_Task requirements_
Reproduce the listing word for word. Skip any image.

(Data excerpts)
=-=-=-=-=

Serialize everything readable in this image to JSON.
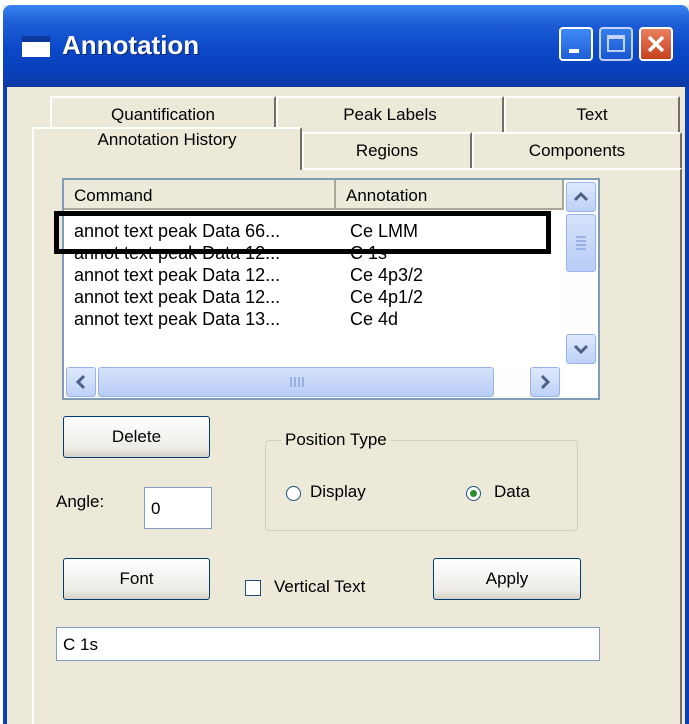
{
  "window": {
    "title": "Annotation"
  },
  "tabs": {
    "back": [
      "Quantification",
      "Peak Labels",
      "Text"
    ],
    "front": [
      "Annotation History",
      "Regions",
      "Components"
    ]
  },
  "list": {
    "headers": [
      "Command",
      "Annotation"
    ],
    "rows": [
      {
        "command": "annot text peak Data 66...",
        "annotation": "Ce LMM"
      },
      {
        "command": "annot text peak Data 12...",
        "annotation": "C 1s"
      },
      {
        "command": "annot text peak Data 12...",
        "annotation": "Ce 4p3/2"
      },
      {
        "command": "annot text peak Data 12...",
        "annotation": "Ce 4p1/2"
      },
      {
        "command": "annot text peak Data 13...",
        "annotation": "Ce 4d"
      }
    ]
  },
  "buttons": {
    "delete": "Delete",
    "font": "Font",
    "apply": "Apply"
  },
  "angle": {
    "label": "Angle:",
    "value": "0"
  },
  "position_type": {
    "legend": "Position Type",
    "options": [
      "Display",
      "Data"
    ],
    "selected": "Data"
  },
  "vertical_text": {
    "label": "Vertical Text",
    "checked": false
  },
  "text_field": {
    "value": "C 1s"
  }
}
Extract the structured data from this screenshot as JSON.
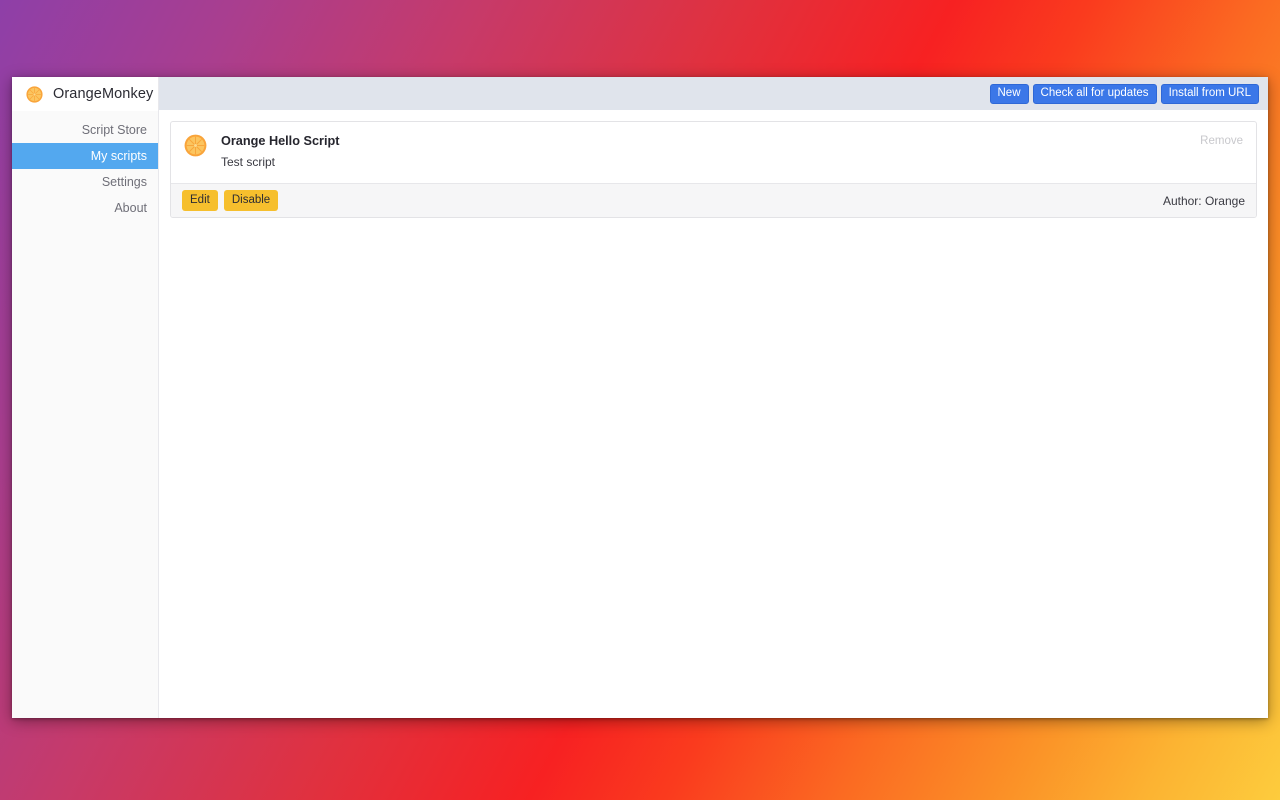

=-=-=-=-=

_Problem solution_
Serialize everything readable in this image to JSON.
{
  "window": {
    "title": "Annotation"
  },
  "tabs": {
    "back": [
      "Quantification",
      "Peak Labels",
      "Text"
    ],
    "front": [
      "Annotation History",
      "Regions",
      "Components"
    ]
  },
  "list": {
    "headers": [
      "Command",
      "Annotation"
    ],
    "rows": [
      {
        "command": "annot text peak Data 66...",
        "annotation": "Ce LMM"
      },
      {
        "command": "annot text peak Data 12...",
        "annotation": "C 1s"
      },
      {
        "command": "annot text peak Data 12...",
        "annotation": "Ce 4p3/2"
      },
      {
        "command": "annot text peak Data 12...",
        "annotation": "Ce 4p1/2"
      },
      {
        "command": "annot text peak Data 13...",
        "annotation": "Ce 4d"
      }
    ]
  },
  "buttons": {
    "delete": "Delete",
    "font": "Font",
    "apply": "Apply"
  },
  "angle": {
    "label": "Angle:",
    "value": "0"
  },
  "position_type": {
    "legend": "Position Type",
    "options": [
      "Display",
      "Data"
    ],
    "selected": "Data"
  },
  "vertical_text": {
    "label": "Vertical Text",
    "checked": false
  },
  "text_field": {
    "value": "C 1s"
  }
}
Extract the structured data from this screenshot as JSON.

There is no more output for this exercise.